# STATED EXERCISE A
Can you turn the listing below into a numbered list, beginning at the line containing "Identify all the" and continuing through the line containing "piece-black-soldier[interactable]: 卒 — [14, 356, 100, 442]", with blank lines dropped?

# TEXT
________
Skip to main content
Version: User Guides (BYOC)

Data Model Design for Search

Information Retrieval systems, also known as search engines, are essential for various AI applications such as Retrieval-augmented generation (RAG), visual search, and product recommendation. At the core of these systems is a carefully-designed data model to organize, index and retrieve the information.

Zilliz Cloud allows you to specify the search data model through a collection schema, organizing unstructured data, their dense or sparse vector representations, and structured metadata. Whether you're working with text, images, or other data types, this hands-on guide will help you understand and apply key schema concepts to design a search data model in practice.

Kc3Cweq1AhAmMGbrVgRcTlTKnUf

Data Model

The data model design of a search system involves analyzing business needs and abstracting information into a schema-expressed data model. A well-defined schema is important for aligning the data model with business objectives, ensuring data consistency and quality of service. In addition, choosing proper data types and index is important in achieving the business goal economically.
________
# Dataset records
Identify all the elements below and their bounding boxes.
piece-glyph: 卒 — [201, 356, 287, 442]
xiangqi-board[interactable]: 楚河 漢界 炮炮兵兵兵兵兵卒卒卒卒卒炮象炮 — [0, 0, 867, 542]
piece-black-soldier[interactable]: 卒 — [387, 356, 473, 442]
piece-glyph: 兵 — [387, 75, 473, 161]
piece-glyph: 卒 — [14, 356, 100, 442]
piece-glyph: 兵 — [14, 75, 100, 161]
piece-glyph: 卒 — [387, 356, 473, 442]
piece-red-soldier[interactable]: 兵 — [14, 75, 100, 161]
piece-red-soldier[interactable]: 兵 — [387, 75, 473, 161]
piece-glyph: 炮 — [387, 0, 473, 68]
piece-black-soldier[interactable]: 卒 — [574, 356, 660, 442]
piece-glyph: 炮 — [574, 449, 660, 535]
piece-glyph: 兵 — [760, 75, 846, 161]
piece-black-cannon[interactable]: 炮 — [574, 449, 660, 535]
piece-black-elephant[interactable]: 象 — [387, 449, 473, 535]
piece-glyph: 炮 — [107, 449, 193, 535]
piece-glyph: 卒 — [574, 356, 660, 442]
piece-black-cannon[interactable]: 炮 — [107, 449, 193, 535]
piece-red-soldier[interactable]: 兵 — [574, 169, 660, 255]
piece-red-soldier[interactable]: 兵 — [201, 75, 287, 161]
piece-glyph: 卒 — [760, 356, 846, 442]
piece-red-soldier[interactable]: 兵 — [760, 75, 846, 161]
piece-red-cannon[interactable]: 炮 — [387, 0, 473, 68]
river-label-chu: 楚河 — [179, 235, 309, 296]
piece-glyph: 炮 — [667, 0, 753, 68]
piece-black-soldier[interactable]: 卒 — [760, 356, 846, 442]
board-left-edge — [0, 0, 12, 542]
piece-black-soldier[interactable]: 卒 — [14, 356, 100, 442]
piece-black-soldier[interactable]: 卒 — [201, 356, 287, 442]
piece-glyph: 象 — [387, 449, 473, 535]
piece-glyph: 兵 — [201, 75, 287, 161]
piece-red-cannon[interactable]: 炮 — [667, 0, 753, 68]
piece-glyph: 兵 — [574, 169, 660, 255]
________
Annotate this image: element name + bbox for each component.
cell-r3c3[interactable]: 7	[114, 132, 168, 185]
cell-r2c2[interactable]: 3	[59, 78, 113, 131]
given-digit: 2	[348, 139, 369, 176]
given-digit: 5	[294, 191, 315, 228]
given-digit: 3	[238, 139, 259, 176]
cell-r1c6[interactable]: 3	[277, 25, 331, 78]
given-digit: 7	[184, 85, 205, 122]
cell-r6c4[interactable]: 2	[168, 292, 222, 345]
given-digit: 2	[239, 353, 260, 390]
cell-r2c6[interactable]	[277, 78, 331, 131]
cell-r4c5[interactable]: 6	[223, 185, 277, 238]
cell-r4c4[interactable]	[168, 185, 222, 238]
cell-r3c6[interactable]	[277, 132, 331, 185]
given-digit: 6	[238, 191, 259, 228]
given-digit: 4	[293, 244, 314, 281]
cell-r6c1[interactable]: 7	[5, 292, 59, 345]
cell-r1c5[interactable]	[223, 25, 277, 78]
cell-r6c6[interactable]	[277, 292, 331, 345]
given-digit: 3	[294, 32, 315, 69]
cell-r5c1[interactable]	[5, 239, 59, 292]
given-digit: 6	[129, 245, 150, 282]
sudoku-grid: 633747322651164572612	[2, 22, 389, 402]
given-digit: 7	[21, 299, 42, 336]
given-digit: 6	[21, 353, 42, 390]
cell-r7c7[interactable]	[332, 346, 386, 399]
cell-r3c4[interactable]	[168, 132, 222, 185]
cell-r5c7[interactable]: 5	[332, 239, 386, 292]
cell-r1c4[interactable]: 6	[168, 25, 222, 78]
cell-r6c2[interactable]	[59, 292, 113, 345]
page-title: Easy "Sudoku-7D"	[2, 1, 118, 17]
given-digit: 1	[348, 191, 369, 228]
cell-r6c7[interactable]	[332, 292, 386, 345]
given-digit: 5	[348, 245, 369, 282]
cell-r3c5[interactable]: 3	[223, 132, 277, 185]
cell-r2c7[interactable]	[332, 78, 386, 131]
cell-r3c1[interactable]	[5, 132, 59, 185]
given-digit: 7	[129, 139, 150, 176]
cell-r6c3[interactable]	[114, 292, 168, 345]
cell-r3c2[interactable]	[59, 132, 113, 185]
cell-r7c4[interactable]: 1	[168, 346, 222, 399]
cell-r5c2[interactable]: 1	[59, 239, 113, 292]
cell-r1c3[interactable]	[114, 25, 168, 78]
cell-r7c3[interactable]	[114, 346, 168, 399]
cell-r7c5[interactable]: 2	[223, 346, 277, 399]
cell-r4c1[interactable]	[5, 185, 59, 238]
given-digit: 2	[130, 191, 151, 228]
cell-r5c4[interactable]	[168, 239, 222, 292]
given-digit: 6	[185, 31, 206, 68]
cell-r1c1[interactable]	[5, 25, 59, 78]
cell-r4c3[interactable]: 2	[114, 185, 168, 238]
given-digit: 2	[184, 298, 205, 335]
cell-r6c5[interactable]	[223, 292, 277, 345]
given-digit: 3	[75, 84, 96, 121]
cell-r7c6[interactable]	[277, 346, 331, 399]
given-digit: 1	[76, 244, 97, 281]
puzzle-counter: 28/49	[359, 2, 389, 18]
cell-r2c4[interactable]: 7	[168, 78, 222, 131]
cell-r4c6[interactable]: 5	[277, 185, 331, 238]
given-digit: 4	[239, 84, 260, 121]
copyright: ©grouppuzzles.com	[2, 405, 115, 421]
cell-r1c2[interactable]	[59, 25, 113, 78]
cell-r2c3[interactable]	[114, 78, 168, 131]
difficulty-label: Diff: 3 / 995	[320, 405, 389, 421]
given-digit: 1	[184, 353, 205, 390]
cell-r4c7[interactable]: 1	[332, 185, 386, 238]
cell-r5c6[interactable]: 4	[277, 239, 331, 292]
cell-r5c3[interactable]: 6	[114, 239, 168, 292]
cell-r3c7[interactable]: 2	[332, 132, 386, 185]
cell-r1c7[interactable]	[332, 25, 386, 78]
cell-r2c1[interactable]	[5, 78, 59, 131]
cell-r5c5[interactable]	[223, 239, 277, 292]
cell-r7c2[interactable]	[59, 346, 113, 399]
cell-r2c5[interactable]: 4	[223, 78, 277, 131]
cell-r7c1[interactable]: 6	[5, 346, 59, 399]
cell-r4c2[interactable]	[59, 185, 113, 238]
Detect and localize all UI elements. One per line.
________
# STATED EXERCISE B
On the page about data model design for search, what does Zilliz Cloud let you use to specify the search data model?

# FULL RESPONSE A
1. Identify all the elements below and their bounding boxes.
2. piece-glyph: 卒 — [201, 356, 287, 442]
3. xiangqi-board[interactable]: 楚河 漢界 炮炮兵兵兵兵兵卒卒卒卒卒炮象炮 — [0, 0, 867, 542]
4. piece-black-soldier[interactable]: 卒 — [387, 356, 473, 442]
5. piece-glyph: 兵 — [387, 75, 473, 161]
6. piece-glyph: 卒 — [14, 356, 100, 442]
7. piece-glyph: 兵 — [14, 75, 100, 161]
8. piece-glyph: 卒 — [387, 356, 473, 442]
9. piece-red-soldier[interactable]: 兵 — [14, 75, 100, 161]
10. piece-red-soldier[interactable]: 兵 — [387, 75, 473, 161]
11. piece-glyph: 炮 — [387, 0, 473, 68]
12. piece-black-soldier[interactable]: 卒 — [574, 356, 660, 442]
13. piece-glyph: 炮 — [574, 449, 660, 535]
14. piece-glyph: 兵 — [760, 75, 846, 161]
15. piece-black-cannon[interactable]: 炮 — [574, 449, 660, 535]
16. piece-black-elephant[interactable]: 象 — [387, 449, 473, 535]
17. piece-glyph: 炮 — [107, 449, 193, 535]
18. piece-glyph: 卒 — [574, 356, 660, 442]
19. piece-black-cannon[interactable]: 炮 — [107, 449, 193, 535]
20. piece-red-soldier[interactable]: 兵 — [574, 169, 660, 255]
21. piece-red-soldier[interactable]: 兵 — [201, 75, 287, 161]
22. piece-glyph: 卒 — [760, 356, 846, 442]
23. piece-red-soldier[interactable]: 兵 — [760, 75, 846, 161]
24. piece-red-cannon[interactable]: 炮 — [387, 0, 473, 68]
25. river-label-chu: 楚河 — [179, 235, 309, 296]
26. piece-glyph: 炮 — [667, 0, 753, 68]
27. piece-black-soldier[interactable]: 卒 — [760, 356, 846, 442]
28. board-left-edge — [0, 0, 12, 542]
29. piece-black-soldier[interactable]: 卒 — [14, 356, 100, 442]

# FULL RESPONSE B
A collection schema.